## Exercise requirements
Give only the number of lines that hold the word "beam".

Items listed in a dataset:
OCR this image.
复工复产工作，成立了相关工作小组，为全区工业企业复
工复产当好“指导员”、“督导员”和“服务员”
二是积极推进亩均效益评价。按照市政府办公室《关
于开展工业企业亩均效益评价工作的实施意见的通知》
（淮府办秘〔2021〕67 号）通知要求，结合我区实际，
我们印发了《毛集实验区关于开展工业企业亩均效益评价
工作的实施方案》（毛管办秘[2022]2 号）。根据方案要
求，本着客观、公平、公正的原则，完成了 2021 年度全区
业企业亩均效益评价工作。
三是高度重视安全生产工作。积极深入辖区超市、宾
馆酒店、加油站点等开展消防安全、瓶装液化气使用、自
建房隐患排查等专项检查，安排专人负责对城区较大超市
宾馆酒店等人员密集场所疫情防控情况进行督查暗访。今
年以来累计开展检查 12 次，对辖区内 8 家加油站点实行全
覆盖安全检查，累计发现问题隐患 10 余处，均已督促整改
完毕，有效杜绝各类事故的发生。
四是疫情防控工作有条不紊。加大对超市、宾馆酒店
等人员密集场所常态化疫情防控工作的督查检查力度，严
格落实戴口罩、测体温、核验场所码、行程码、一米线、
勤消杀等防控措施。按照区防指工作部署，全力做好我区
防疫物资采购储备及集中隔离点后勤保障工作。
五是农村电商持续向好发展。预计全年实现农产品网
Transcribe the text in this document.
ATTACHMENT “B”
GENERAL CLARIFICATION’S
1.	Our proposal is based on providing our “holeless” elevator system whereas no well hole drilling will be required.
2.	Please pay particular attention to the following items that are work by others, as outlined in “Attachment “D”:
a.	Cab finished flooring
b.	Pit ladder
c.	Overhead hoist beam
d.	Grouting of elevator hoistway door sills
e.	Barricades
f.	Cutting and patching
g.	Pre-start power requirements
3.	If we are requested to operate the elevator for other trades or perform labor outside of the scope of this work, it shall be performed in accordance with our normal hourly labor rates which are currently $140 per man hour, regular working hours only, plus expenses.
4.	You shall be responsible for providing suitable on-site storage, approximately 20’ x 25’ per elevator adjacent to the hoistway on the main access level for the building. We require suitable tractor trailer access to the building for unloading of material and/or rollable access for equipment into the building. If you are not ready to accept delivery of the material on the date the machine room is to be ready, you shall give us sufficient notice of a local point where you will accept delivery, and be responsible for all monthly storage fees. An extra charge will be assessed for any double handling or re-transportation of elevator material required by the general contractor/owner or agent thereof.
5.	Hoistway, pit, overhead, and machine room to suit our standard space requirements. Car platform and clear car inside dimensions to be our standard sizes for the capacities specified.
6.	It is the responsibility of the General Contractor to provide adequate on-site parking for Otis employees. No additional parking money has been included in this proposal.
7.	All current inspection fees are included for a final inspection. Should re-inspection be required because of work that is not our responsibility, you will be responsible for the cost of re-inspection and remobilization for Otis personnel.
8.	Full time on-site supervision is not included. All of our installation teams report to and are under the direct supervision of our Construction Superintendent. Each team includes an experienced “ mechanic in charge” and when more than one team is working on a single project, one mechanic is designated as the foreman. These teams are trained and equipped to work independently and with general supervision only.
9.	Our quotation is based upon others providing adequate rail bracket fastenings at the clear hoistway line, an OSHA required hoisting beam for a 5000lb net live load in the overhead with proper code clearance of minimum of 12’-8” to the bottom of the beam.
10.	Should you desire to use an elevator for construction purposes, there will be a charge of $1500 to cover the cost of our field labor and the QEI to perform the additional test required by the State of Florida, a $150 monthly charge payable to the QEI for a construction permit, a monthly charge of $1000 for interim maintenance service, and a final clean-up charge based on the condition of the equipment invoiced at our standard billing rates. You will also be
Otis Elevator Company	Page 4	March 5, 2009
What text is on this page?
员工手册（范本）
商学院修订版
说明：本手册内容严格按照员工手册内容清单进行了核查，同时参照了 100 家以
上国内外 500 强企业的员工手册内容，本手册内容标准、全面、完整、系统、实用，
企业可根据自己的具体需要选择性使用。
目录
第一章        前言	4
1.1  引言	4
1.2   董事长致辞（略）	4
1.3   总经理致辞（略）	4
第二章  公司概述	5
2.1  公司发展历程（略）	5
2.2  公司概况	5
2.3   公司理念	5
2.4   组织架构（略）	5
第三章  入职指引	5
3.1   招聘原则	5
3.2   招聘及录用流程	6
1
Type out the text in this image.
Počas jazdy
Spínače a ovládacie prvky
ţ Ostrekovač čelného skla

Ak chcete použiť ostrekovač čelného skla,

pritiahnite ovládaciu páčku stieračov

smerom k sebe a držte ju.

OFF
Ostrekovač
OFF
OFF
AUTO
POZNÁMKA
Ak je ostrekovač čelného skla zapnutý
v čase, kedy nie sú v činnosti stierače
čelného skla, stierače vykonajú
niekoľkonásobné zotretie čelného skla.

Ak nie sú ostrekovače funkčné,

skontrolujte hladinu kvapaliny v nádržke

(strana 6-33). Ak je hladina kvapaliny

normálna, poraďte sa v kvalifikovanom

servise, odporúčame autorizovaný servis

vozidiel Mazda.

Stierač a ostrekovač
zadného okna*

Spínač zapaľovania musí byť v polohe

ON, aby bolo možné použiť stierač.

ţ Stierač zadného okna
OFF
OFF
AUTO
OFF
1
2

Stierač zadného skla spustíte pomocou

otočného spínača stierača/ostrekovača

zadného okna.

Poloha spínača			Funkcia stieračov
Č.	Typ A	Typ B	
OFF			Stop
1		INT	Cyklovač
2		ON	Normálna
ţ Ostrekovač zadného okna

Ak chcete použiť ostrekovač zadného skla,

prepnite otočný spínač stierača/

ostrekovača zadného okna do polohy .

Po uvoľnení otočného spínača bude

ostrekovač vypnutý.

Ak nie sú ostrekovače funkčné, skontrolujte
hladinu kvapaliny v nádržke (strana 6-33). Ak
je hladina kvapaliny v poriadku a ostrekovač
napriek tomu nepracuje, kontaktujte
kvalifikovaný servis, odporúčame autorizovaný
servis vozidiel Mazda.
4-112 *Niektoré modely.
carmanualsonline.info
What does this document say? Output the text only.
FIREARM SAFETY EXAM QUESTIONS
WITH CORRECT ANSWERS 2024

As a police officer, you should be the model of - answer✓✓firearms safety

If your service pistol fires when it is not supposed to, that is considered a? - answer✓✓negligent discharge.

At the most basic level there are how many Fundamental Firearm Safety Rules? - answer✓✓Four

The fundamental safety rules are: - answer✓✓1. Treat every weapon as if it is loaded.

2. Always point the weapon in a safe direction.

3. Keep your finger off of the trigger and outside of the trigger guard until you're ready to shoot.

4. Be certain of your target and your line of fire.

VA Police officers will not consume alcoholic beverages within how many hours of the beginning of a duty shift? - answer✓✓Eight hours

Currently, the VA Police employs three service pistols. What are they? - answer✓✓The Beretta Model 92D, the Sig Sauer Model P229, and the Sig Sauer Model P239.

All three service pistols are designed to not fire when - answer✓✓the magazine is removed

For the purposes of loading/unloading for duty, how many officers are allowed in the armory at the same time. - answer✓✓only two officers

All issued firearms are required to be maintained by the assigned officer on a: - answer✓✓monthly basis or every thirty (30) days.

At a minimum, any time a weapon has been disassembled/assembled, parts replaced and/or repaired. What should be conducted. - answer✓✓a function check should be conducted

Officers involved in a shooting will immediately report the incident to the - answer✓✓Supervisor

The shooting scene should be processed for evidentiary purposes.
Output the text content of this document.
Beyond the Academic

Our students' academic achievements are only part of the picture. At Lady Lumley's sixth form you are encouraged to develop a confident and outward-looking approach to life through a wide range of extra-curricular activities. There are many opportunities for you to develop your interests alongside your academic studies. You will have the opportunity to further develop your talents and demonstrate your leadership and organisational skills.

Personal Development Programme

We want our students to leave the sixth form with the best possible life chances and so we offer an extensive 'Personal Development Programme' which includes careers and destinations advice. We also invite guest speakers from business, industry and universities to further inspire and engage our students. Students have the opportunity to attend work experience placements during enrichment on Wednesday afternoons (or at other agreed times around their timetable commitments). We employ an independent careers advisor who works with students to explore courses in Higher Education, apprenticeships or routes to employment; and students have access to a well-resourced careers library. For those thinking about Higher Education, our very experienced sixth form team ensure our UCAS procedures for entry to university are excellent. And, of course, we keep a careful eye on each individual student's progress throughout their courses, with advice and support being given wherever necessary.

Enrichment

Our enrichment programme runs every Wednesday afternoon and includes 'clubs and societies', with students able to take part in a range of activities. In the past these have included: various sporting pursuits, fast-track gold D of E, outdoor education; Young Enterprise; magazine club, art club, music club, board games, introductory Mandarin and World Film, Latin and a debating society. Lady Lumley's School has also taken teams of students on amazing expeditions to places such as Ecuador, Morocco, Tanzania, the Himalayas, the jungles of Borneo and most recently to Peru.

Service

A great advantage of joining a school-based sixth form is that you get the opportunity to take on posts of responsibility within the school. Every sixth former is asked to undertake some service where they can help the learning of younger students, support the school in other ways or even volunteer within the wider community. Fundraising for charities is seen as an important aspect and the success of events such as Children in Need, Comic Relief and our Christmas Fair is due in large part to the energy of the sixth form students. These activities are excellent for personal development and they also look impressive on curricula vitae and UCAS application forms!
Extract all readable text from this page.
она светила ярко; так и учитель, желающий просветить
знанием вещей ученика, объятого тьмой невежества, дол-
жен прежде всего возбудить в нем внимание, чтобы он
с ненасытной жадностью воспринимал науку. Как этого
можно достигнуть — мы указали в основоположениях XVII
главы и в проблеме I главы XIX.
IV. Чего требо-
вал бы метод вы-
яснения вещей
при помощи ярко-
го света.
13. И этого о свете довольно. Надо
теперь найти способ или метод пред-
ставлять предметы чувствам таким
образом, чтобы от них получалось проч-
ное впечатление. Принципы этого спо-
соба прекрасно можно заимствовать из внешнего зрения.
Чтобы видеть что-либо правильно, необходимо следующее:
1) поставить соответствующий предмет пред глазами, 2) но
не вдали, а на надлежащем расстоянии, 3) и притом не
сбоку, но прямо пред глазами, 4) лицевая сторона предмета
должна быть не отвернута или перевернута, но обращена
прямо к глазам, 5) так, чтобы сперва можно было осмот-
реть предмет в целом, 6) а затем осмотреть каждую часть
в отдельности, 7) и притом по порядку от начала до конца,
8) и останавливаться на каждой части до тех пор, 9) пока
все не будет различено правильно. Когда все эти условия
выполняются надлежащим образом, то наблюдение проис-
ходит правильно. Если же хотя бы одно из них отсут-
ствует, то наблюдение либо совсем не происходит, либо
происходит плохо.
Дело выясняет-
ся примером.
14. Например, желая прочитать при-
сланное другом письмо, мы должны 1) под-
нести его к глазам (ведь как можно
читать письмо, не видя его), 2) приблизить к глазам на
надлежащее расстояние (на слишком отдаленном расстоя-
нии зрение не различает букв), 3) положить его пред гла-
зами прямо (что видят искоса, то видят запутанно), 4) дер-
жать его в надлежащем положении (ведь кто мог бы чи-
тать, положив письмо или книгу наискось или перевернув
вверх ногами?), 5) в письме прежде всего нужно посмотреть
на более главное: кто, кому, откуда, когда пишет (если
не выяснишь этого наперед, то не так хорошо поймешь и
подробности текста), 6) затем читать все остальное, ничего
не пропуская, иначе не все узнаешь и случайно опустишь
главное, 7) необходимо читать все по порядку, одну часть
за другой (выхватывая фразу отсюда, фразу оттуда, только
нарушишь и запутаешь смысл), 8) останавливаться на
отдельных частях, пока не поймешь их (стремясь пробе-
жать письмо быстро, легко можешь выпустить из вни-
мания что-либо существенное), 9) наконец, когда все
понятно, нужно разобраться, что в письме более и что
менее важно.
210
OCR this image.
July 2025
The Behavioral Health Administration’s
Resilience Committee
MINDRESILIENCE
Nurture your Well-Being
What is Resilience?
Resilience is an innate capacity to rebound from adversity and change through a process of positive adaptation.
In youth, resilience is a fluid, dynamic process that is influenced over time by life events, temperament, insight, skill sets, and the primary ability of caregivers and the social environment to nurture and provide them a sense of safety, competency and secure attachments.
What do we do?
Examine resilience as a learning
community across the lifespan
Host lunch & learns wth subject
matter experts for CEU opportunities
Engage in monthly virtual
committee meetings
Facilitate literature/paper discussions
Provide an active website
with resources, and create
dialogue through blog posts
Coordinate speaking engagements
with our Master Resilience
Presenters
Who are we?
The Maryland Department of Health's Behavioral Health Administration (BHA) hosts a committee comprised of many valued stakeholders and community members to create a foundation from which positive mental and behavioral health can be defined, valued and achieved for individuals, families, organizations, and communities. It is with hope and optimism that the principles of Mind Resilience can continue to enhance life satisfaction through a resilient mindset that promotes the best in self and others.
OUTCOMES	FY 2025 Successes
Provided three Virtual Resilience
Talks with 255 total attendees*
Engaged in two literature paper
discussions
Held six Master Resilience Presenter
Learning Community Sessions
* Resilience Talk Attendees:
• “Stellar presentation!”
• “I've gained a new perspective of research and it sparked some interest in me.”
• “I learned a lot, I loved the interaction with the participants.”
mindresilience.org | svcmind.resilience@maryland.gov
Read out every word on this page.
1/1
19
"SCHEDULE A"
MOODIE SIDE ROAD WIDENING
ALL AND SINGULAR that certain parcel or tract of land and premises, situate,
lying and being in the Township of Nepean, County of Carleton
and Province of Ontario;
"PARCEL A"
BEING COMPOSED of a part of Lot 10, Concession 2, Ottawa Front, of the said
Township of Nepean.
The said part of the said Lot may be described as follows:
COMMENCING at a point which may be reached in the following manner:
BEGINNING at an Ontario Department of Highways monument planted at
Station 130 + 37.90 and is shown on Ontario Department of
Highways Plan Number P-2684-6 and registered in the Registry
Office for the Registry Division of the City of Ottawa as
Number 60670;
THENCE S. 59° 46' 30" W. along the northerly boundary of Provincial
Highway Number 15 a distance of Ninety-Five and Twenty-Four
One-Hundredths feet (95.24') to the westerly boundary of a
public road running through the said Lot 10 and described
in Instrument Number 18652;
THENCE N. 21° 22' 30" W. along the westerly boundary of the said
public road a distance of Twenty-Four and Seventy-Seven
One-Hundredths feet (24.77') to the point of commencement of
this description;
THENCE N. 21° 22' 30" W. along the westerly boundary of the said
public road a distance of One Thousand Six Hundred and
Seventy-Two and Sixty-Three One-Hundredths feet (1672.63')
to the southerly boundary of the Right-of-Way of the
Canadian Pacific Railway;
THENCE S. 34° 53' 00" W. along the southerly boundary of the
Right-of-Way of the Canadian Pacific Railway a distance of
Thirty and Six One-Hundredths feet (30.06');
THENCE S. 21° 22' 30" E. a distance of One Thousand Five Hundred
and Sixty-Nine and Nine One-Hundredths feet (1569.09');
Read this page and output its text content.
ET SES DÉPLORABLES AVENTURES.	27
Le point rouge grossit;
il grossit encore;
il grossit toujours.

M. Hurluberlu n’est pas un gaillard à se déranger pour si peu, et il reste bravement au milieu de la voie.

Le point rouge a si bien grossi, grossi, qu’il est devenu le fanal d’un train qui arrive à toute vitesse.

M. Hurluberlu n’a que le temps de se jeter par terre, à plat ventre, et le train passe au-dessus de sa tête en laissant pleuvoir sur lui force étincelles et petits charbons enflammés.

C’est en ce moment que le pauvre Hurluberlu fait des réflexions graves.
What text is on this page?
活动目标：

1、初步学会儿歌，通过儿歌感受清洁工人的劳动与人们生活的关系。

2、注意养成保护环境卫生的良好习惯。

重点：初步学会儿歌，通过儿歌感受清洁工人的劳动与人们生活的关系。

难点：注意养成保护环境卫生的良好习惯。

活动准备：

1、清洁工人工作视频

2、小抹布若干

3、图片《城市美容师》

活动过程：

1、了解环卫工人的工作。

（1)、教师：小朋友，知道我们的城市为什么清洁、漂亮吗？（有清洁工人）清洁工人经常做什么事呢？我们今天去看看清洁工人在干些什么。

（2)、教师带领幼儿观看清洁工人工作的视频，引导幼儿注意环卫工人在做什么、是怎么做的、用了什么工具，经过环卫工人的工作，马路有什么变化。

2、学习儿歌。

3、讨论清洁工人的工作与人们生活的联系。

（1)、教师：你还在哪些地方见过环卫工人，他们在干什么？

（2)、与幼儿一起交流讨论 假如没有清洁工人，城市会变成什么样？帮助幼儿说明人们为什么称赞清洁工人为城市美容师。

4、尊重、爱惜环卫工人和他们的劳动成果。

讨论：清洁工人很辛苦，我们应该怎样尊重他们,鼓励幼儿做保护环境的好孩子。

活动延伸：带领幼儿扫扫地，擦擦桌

## Written solution
2